### DATA SECTION

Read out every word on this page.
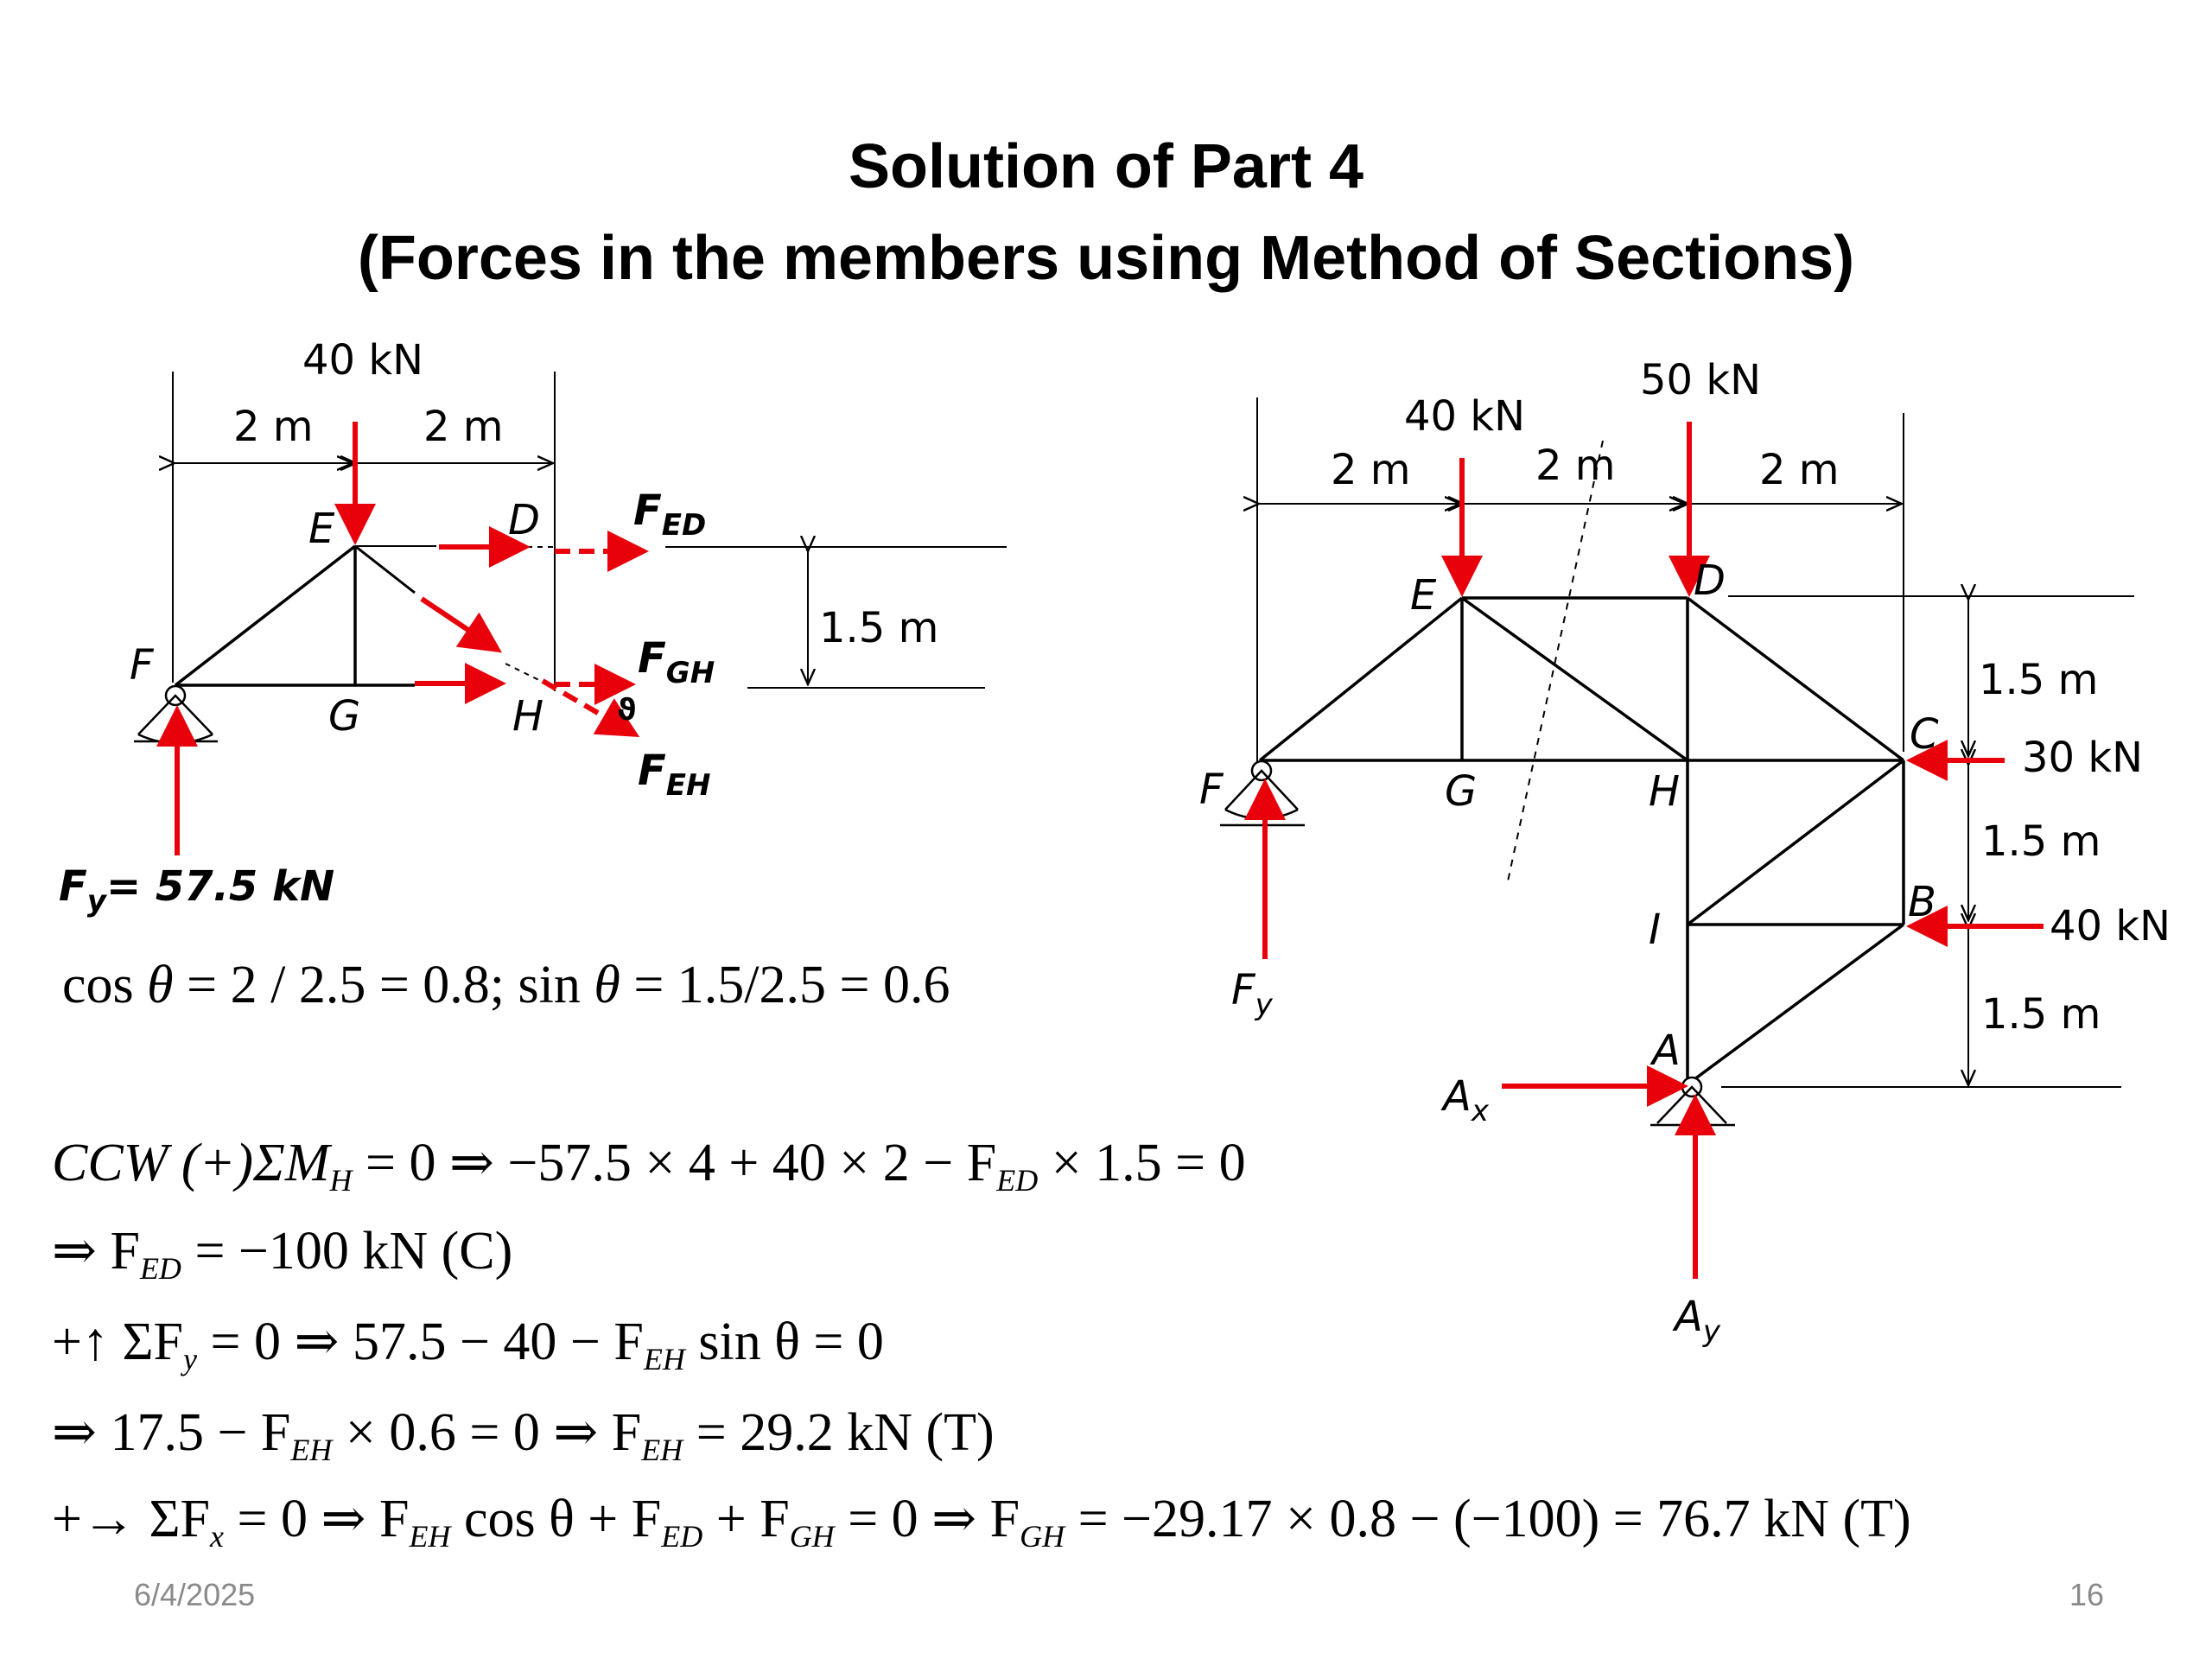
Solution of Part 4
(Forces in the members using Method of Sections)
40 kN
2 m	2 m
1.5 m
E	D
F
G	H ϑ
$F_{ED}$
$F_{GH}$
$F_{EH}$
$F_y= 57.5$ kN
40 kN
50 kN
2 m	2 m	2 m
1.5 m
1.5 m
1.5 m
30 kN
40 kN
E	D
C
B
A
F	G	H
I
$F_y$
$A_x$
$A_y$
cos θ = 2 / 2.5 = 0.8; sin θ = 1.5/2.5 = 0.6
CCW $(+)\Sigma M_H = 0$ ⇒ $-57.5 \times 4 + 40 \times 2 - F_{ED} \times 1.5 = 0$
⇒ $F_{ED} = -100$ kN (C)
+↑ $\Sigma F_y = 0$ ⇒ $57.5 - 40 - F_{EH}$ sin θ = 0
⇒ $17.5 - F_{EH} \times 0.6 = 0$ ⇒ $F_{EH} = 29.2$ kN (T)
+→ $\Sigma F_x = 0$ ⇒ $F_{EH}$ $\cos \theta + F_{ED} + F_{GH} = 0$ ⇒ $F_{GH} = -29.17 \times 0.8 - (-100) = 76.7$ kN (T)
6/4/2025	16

######

**WHAT THE EXERCISE ASKS**
Return the records exactly. Don't carry the pictures over.

**RESULT FOR THIS EXERCISE**
Read out every word on this page.
Solution of Part 4
(Forces in the members using Method of Sections)
40 kN
2 m	2 m
1.5 m
E	D
F
G	H ϑ
$F_{ED}$
$F_{GH}$
$F_{EH}$
$F_y= 57.5$ kN
40 kN
50 kN
2 m	2 m	2 m
1.5 m
1.5 m
1.5 m
30 kN
40 kN
E	D
C
B
A
F	G	H
I
$F_y$
$A_x$
$A_y$
cos θ = 2 / 2.5 = 0.8; sin θ = 1.5/2.5 = 0.6
CCW $(+)\Sigma M_H = 0$ ⇒ $-57.5 \times 4 + 40 \times 2 - F_{ED} \times 1.5 = 0$
⇒ $F_{ED} = -100$ kN (C)
+↑ $\Sigma F_y = 0$ ⇒ $57.5 - 40 - F_{EH}$ sin θ = 0
⇒ $17.5 - F_{EH} \times 0.6 = 0$ ⇒ $F_{EH} = 29.2$ kN (T)
+→ $\Sigma F_x = 0$ ⇒ $F_{EH}$ $\cos \theta + F_{ED} + F_{GH} = 0$ ⇒ $F_{GH} = -29.17 \times 0.8 - (-100) = 76.7$ kN (T)
6/4/2025	16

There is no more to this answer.